### DOCUMENT SEGMENT
※

Mendocino Wine Country is one of California’s best-kept secrets that’s void of crowds and traffic, pomp and circumstance. Sip through this guide to get to know the activities and the Anderson Valley wineries to sip in.
Quite possibly California wine country’s most underrated region, Mendocino is a bit like the Wild Wild West. It’s remote and rugged, unpolished yet beautiful, its landscape dotted by redwoods and hugged by the Pacific ocean. With 12 AVAs, Mendocino is a wine region made up of small, independent, and free-thinking farmers and wine producers that have no qualms about being in the shadow of Napa and Sonoma. Better known for their cannabis production, they prefer it this way — to remain a best-kept secret that’s void of crowds and traffic, pomp and circumstance.
American Viticultural Areas (AVA) are designated wine grape-growing region in the United States distinguishable by geographic features, with boundaries defined by the Alcohol and Tobacco Tax and Trade Bureau (TTB).
A big part of Mendocino’s elusiveness is the fact that it’s not exactly easy to get to. It’s not close to any major airports and is nearly a three-hour drive from San Francisco along some meandering country roads. But those who make the trek don’t regret it.
Why Visit Mendocino Wine Country
Anderson Valley is the heart of Mendocino wine country, located roughly an hour southeast of the tiny, coastal town of Mendocino. Anchored by the slow-paced, two-block town of Boonville, Anderson Valley has more than 30 wineries and tasting rooms to visit showcasing Mendocino’s stellar, cool-climate pinot noir and chardonnay, plus a knack for sparkling wine production. If you can, plan your visit around the region’s two wine festivals: The Anderson Valley Pinot Noir Festival in May and the Winter White Wine Festival in February.
Top Anderson Valley Wineries to Visit in the Mendocino Wine Country
A biodynamic farm, dairy, creamery, and vineyard in one, Pennyroyal exudes to the bucolic Anderson Valley way of life. Book a seat on their sun-drenched patio for a wine and cheese tasting, featuring Pennyroyal’s estate wines and handmade farmstead cheeses. Don’t forget to say hi to the goats and sheep before you leave.
This unassuming tasting room and winery is a bit of a hidden gem, beloved by those in the know. Lichen has a solid sparkling wine program plus some truly unique bottlings, like a pinot gris that Robert Parker raved about, a white pinot noir, and a solera pinot that’s a blend of seven vintages.
A wave of young and energetic winemakers are planting their flags in Anderson Valley and shaking things up, but a visit to this region wouldn’t be complete without a stop at one of its most classic estates. Roederer produces some of the best bubbly in California and has pioneered a modern-day sparkling wine movement within the region.
Soak up one of the best views in Anderson Valley at Toulouse Vineyards, a rustic retreat that sits high up in the redwoods on 160 acres and overlooks the Navarro River. Toulouse has some fun varietals beyond the standard pinot noir and chardonnay, like a riesling, gewürztraminer, and valdiguie.
Bee Hunter makes so many wines it’s dizzying, but it’s fun to sort of “choose your own adventure” at their oh-so-casual Boonville tasting room, where you’ll likely get to hang with some adorable pups while you sip. Andy DuVigneaud, who owns Bee Hunter with his wife Ali, is one of the few winemakers in Anderson Valley that was born and raised in town.

※

### CHALLENGES
A - Condense the paragraph of the Mendocino wine guide that begins "A big part of Mendocino’s elusiveness" into a short bulleted list that keeps its main facts.
B - Reproduce part of the Mendocino wine guide verbatim, starting at "A big part of" and ending at "don’t regret it.".
The entries are separate from the Mendocino wine guide.

※

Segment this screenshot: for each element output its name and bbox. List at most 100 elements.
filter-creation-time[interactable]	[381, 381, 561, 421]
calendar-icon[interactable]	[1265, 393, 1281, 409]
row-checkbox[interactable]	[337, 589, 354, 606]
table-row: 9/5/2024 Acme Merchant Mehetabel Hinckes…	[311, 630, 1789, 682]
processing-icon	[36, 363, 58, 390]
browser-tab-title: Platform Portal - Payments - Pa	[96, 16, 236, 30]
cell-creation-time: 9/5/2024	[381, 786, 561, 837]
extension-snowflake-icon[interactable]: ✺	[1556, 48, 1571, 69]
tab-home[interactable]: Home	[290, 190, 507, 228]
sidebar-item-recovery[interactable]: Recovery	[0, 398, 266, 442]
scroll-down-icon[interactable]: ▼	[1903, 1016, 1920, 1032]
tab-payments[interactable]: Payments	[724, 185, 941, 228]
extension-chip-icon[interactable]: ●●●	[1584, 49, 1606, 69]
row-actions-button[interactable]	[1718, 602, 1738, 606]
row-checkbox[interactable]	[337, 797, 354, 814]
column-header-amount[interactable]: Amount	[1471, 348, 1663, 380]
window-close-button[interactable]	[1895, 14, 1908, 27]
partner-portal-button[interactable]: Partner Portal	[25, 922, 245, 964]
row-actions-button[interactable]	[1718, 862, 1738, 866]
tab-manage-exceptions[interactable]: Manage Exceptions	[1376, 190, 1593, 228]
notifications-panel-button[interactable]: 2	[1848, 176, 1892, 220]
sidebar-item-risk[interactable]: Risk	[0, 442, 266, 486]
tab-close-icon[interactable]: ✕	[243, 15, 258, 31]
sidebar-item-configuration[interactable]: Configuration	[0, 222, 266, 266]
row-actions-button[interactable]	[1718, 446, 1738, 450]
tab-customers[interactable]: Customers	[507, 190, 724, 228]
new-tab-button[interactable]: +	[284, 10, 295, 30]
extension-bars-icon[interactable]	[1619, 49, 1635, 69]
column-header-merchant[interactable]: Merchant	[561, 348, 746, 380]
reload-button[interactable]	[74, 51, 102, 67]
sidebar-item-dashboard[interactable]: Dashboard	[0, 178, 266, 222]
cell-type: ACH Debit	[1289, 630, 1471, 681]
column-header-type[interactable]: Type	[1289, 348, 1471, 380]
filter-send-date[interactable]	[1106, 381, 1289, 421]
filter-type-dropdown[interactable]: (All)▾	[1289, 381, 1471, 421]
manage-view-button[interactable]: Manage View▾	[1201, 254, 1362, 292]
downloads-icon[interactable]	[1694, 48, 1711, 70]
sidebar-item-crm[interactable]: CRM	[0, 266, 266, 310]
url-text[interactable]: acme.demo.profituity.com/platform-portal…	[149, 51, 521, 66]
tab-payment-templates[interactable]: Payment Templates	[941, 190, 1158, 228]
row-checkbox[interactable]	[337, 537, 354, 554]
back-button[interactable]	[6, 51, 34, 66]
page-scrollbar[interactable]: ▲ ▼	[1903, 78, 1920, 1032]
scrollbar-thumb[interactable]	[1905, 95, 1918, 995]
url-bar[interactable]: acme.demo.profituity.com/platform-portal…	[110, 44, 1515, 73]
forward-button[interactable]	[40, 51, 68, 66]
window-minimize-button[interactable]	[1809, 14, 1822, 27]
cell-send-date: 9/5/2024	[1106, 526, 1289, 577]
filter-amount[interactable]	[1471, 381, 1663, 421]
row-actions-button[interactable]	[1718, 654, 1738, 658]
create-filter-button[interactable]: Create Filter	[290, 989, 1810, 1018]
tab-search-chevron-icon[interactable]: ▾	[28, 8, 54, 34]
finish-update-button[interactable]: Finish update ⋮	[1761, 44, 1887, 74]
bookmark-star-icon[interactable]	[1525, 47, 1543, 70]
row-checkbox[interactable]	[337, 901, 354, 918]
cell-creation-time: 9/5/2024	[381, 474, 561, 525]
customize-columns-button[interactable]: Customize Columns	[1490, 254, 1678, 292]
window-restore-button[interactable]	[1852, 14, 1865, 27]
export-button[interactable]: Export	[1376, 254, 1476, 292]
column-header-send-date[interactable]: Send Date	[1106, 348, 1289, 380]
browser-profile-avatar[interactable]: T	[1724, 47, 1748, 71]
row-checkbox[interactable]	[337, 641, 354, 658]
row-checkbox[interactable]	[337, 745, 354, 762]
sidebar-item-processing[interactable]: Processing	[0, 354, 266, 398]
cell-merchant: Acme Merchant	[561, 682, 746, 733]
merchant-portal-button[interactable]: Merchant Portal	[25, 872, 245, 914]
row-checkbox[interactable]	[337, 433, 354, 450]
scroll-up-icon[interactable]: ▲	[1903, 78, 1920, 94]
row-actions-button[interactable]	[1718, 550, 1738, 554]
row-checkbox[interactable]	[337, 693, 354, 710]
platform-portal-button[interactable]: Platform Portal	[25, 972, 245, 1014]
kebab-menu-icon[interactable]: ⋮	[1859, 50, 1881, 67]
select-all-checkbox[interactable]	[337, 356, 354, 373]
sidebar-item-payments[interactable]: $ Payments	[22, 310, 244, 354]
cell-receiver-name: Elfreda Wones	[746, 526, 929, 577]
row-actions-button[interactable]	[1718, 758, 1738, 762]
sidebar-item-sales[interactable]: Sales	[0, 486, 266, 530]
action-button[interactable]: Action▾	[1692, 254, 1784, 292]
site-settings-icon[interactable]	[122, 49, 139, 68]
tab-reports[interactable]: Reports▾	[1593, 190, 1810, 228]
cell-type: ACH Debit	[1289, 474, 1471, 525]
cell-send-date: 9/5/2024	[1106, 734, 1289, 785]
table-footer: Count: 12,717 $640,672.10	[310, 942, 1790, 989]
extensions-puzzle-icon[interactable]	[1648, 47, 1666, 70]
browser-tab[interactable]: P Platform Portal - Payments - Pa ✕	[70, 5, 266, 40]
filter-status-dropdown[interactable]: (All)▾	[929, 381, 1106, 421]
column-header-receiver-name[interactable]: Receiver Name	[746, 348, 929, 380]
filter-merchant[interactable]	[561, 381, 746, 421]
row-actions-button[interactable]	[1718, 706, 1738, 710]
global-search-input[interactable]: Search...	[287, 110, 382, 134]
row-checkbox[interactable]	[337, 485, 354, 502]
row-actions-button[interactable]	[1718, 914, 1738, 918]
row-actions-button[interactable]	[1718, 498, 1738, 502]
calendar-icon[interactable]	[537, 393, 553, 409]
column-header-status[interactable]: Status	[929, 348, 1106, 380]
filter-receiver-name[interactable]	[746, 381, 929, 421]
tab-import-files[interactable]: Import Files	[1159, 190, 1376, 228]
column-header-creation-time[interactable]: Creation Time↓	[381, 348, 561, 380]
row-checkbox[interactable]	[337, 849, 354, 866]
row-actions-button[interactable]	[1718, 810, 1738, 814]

※

### ANSWERS TO THE EXERCISE
A -
- Mendocino is hard to reach, which adds to its elusiveness.
- No major airports are nearby.
- The drive from San Francisco takes nearly three hours on winding country roads.
- People who make the trip don't regret it.

B -
A big part of Mendocino’s elusiveness is the fact that it’s not exactly easy to get to. It’s not close to any major airports and is nearly a three-hour drive from San Francisco along some meandering country roads. But those who make the trek don’t regret it.